▶ **Exercise goal**:
Copy the rows below from the first one through the one containing "table-row: FR 78.6%1.17574 [799,269,1194,319]", inclusive, replacing every "row-label" with "field-label" and keeping everything else unchanged.

▶ **Provided records**:
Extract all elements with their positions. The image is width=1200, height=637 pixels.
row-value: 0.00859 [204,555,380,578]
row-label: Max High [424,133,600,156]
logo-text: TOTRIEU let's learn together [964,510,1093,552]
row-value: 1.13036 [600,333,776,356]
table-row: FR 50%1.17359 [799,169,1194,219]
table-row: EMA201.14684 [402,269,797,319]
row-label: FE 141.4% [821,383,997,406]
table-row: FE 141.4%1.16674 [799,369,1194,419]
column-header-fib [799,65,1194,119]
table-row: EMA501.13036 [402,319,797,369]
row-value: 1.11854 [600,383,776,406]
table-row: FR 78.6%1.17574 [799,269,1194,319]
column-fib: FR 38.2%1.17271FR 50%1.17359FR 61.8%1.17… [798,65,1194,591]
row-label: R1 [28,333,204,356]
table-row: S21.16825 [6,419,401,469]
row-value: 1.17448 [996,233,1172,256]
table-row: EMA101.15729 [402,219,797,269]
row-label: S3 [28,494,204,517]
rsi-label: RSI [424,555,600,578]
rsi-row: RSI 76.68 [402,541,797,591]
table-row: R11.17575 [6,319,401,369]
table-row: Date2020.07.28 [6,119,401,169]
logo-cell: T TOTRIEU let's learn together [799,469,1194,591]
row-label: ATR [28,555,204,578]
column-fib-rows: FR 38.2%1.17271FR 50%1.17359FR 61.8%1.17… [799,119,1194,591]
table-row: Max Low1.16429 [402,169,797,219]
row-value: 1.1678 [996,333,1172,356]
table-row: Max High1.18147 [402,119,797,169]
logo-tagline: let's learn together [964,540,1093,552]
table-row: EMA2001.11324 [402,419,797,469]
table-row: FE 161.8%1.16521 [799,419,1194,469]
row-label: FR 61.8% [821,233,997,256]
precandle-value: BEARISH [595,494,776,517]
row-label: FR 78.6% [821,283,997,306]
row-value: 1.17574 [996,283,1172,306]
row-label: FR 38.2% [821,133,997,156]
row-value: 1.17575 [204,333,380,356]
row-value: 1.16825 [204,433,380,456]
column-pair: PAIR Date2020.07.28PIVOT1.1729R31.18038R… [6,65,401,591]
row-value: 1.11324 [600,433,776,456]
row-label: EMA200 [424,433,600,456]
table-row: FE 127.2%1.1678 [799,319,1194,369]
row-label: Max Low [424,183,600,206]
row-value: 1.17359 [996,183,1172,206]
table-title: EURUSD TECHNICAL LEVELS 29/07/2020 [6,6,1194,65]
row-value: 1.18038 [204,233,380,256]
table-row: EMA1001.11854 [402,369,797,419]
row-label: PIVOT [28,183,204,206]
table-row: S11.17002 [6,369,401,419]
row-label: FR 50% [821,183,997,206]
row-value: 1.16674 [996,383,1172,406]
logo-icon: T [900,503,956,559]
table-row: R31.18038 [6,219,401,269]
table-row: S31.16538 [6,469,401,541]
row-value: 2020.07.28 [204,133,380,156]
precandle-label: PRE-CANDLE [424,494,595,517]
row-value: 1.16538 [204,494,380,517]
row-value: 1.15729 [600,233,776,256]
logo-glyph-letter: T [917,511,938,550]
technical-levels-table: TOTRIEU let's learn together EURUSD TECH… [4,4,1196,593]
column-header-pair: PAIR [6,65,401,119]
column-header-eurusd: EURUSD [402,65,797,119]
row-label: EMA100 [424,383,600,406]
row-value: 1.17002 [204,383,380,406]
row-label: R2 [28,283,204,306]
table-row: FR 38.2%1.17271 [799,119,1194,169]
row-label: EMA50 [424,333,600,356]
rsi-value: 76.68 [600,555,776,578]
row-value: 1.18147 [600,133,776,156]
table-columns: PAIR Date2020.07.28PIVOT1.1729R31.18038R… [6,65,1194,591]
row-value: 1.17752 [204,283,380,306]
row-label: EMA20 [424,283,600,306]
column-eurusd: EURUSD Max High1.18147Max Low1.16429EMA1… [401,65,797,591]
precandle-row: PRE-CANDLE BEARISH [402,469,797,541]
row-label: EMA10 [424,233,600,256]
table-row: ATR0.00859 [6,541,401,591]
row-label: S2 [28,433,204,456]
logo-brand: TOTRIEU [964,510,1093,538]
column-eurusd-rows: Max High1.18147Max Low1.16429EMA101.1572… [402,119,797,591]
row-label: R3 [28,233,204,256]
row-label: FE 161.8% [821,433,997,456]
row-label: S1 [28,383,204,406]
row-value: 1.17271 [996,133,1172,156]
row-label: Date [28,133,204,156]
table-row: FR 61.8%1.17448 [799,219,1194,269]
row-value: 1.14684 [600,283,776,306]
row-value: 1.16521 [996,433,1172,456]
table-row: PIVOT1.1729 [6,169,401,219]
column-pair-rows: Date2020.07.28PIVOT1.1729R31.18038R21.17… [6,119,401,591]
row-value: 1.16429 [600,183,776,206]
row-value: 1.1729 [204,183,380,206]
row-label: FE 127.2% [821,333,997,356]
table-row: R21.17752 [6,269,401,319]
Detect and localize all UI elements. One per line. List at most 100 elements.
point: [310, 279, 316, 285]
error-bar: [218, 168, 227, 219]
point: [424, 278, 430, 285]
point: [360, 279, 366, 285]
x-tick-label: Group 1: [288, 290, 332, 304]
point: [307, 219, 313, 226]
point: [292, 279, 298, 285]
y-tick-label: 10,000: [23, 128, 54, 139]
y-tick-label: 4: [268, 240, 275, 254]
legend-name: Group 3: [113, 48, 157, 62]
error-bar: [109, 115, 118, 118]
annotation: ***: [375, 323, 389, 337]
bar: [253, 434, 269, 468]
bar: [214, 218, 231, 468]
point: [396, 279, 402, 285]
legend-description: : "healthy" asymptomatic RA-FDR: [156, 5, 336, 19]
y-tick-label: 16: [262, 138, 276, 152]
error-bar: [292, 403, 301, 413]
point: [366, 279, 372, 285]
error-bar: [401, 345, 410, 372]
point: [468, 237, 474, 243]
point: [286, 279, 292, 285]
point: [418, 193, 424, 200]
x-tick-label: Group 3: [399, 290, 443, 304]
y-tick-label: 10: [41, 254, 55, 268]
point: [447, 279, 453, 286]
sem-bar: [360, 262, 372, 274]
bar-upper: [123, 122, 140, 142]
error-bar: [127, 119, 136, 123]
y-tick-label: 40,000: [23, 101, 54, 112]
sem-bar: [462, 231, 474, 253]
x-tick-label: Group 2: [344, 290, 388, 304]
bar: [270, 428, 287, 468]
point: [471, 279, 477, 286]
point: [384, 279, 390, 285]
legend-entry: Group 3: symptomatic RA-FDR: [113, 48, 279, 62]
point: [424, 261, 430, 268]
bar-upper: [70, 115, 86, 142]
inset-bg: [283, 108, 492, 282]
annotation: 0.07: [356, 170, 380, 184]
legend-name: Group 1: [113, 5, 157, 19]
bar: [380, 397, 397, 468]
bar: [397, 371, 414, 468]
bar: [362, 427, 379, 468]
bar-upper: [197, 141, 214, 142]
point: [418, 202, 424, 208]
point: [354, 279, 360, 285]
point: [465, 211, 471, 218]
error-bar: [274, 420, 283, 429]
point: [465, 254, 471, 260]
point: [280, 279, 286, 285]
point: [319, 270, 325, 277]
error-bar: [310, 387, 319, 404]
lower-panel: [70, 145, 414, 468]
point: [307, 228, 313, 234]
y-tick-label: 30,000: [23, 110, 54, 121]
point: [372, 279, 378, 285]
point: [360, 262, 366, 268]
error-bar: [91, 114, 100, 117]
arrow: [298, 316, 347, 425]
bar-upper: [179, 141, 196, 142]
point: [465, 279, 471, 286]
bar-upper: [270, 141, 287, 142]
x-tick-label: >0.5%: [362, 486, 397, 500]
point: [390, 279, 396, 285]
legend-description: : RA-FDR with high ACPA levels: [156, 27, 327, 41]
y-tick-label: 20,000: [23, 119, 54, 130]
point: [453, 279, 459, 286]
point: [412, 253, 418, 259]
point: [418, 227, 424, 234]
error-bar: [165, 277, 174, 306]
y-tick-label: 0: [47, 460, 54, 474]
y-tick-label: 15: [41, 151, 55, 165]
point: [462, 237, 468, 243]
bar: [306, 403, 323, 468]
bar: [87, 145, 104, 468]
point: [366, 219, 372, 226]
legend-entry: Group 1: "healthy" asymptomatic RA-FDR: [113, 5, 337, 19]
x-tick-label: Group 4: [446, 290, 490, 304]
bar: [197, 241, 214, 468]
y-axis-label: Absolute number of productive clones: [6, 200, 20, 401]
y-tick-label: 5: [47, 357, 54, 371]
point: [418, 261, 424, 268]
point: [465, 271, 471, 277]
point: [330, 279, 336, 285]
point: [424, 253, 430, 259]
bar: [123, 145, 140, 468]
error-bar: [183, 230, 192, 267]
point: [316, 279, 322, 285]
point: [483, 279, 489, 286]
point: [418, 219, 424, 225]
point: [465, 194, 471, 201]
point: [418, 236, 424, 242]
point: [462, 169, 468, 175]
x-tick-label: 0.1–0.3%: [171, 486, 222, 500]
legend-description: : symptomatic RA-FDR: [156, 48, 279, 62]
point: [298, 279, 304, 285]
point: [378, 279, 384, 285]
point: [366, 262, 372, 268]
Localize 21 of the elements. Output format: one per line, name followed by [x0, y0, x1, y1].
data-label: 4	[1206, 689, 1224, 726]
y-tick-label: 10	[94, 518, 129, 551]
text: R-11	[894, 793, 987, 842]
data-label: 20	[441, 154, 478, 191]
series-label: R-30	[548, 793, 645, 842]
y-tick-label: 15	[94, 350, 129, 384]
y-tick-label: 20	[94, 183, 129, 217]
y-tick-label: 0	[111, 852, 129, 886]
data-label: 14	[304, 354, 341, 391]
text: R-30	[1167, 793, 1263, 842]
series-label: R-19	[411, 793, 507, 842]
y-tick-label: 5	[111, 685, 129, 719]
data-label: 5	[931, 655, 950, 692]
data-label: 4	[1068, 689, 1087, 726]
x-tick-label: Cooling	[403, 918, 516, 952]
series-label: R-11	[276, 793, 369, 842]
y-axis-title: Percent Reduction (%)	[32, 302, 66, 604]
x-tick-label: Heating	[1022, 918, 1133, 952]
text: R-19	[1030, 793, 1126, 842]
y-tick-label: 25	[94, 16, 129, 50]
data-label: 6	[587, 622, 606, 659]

▶ **Output**:
Extract all elements with their positions. The image is width=1200, height=637 pixels.
row-value: 0.00859 [204,555,380,578]
field-label: Max High [424,133,600,156]
logo-text: TOTRIEU let's learn together [964,510,1093,552]
row-value: 1.13036 [600,333,776,356]
table-row: FR 50%1.17359 [799,169,1194,219]
table-row: EMA201.14684 [402,269,797,319]
field-label: FE 141.4% [821,383,997,406]
table-row: FE 141.4%1.16674 [799,369,1194,419]
column-header-fib [799,65,1194,119]
table-row: EMA501.13036 [402,319,797,369]
row-value: 1.11854 [600,383,776,406]
table-row: FR 78.6%1.17574 [799,269,1194,319]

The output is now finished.